» **Dataset items**:
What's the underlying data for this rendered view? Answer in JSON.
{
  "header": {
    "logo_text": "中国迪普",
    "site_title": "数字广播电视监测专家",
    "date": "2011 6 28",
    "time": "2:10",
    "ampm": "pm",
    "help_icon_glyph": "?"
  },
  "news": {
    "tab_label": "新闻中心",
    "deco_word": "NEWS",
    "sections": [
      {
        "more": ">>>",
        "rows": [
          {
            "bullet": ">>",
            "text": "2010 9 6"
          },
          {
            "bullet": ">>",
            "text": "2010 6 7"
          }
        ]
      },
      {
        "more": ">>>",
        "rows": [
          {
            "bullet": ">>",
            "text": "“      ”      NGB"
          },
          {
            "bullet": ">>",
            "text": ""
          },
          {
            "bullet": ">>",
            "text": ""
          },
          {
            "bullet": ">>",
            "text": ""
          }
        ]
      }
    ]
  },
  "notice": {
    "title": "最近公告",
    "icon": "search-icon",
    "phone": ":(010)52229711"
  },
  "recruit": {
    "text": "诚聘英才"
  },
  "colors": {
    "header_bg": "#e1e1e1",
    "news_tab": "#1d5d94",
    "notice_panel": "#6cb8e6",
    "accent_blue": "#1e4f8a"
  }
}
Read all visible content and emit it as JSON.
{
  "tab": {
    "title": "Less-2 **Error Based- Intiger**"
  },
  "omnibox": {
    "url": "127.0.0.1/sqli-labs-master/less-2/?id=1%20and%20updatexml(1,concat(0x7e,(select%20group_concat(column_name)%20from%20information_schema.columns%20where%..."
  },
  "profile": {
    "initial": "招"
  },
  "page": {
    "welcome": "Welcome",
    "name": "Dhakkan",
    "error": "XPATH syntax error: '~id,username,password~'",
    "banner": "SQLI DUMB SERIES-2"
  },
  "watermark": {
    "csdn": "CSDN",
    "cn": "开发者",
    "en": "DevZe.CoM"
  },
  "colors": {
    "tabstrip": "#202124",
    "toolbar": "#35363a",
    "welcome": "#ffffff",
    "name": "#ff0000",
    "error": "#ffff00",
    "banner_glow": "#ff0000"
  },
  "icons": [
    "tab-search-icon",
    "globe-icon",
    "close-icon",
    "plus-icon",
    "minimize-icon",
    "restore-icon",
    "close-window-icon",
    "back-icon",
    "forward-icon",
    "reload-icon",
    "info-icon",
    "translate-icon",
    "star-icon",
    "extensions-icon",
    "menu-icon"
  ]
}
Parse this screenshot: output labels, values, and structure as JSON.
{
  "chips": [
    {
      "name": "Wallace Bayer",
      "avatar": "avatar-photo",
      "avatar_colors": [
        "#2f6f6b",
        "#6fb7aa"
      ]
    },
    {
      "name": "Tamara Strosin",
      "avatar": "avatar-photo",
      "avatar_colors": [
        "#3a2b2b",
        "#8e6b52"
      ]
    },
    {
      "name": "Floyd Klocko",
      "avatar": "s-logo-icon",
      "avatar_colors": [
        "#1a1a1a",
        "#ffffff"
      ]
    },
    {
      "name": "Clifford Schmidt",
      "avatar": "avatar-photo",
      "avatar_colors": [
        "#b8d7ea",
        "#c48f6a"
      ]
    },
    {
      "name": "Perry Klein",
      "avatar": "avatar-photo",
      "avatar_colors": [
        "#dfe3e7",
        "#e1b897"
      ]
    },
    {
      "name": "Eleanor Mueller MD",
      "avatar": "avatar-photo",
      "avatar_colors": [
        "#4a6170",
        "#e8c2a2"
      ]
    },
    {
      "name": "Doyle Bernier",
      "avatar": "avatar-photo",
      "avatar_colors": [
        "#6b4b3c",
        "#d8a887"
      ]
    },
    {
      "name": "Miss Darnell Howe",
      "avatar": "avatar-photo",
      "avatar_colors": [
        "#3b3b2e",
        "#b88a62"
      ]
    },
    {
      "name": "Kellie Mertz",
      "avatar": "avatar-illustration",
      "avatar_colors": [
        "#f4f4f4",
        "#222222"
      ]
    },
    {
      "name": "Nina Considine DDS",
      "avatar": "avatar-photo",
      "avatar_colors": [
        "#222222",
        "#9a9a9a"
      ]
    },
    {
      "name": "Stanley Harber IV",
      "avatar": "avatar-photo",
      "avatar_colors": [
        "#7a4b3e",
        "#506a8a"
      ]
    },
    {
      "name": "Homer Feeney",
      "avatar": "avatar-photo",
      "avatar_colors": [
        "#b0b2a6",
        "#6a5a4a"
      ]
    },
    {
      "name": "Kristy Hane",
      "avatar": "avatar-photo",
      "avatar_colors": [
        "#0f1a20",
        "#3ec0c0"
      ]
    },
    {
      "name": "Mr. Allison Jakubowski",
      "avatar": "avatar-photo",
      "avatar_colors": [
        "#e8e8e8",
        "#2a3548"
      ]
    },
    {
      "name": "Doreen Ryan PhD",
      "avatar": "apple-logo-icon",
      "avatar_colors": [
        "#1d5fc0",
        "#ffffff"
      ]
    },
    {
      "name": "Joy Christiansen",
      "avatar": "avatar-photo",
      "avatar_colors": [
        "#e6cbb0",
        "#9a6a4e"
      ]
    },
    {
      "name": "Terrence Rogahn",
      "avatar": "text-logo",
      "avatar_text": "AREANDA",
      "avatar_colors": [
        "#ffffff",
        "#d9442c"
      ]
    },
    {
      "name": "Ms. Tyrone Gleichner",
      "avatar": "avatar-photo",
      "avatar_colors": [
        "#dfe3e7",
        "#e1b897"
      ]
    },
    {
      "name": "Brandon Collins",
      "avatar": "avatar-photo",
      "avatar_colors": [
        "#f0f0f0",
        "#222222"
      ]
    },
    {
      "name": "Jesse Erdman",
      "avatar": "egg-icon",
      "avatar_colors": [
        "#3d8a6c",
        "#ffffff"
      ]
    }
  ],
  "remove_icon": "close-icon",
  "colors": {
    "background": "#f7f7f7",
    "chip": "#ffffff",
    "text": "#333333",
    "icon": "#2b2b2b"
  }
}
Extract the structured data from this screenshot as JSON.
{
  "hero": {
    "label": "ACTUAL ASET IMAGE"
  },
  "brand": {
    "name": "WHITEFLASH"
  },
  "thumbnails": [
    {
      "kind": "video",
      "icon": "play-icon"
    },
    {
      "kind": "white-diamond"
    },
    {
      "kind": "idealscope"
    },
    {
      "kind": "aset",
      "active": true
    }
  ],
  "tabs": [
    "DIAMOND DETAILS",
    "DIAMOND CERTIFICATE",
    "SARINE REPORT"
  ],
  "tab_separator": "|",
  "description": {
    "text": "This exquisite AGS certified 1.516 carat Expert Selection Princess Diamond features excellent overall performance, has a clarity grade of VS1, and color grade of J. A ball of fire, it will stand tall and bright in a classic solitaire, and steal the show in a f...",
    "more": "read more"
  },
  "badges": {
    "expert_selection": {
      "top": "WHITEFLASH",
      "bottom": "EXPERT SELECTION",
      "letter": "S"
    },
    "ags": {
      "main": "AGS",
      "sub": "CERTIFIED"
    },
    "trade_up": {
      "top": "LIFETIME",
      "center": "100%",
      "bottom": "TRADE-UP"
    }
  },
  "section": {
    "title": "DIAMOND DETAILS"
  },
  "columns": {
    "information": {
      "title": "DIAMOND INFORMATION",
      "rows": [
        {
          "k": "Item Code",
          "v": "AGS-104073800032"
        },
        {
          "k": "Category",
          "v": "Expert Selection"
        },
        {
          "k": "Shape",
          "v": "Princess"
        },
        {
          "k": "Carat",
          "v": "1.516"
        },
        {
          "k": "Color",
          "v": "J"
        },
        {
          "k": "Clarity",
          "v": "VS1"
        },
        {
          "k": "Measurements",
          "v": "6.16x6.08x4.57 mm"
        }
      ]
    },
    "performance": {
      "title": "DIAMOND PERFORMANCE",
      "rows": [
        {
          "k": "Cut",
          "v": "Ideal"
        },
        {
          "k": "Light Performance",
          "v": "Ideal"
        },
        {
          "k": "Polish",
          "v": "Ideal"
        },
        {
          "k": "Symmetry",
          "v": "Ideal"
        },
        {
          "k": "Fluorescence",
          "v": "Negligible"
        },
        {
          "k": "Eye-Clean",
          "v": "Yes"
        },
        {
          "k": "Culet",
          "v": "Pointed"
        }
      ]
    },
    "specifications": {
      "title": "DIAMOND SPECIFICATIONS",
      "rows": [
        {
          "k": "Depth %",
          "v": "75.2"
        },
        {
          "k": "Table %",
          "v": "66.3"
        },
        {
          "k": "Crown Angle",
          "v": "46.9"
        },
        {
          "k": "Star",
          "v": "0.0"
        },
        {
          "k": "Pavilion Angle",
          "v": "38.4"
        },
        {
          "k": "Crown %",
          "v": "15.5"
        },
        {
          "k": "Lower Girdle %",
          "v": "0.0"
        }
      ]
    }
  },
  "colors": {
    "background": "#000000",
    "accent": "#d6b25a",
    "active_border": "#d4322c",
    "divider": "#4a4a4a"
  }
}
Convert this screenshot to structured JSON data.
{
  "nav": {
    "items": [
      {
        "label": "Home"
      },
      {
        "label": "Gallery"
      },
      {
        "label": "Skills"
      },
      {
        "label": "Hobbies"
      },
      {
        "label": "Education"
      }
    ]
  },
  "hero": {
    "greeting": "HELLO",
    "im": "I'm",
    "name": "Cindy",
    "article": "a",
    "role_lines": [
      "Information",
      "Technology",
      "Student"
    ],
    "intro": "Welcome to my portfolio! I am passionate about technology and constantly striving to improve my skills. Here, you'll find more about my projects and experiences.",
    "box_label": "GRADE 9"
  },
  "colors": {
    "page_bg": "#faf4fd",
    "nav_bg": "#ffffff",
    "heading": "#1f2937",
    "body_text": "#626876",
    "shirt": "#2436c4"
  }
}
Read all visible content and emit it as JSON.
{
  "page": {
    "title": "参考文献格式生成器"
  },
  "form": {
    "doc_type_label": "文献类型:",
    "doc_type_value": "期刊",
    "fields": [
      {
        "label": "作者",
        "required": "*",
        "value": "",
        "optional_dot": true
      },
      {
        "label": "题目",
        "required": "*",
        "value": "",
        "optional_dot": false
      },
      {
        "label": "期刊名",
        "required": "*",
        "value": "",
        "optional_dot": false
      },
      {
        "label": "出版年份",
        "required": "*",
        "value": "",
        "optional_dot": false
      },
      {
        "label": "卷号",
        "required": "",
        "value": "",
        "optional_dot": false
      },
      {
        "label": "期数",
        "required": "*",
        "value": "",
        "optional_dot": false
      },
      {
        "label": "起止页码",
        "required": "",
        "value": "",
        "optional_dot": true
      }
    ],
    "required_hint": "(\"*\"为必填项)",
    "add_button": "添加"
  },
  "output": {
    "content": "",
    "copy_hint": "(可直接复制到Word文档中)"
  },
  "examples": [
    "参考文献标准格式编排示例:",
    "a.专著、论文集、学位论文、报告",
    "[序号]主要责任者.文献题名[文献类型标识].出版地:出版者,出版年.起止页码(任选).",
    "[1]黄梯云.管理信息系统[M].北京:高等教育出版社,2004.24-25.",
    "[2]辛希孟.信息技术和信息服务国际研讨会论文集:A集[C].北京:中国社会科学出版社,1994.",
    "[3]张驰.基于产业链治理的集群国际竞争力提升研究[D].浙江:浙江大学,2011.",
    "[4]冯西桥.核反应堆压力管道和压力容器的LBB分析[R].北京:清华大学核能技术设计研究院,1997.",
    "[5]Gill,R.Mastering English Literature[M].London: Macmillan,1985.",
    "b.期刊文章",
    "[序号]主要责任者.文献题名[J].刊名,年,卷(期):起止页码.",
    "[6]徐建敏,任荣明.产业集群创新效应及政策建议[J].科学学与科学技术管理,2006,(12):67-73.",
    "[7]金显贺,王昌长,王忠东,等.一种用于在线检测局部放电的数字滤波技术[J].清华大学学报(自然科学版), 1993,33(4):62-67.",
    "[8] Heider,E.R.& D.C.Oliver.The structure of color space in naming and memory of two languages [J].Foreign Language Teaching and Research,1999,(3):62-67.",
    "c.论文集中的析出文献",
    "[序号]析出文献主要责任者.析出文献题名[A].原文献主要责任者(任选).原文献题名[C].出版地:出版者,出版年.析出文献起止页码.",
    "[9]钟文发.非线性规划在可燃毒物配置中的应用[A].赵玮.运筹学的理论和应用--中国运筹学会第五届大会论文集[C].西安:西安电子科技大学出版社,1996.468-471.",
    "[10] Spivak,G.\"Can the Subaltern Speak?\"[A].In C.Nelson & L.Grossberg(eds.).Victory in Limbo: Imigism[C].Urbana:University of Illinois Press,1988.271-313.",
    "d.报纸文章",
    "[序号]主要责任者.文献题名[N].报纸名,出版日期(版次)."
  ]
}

» **Your objective**: Report all lines of the material that contain the word "close".

» **Worked answer**:
    "close-icon",
    "close-window-icon",
  "remove_icon": "close-icon",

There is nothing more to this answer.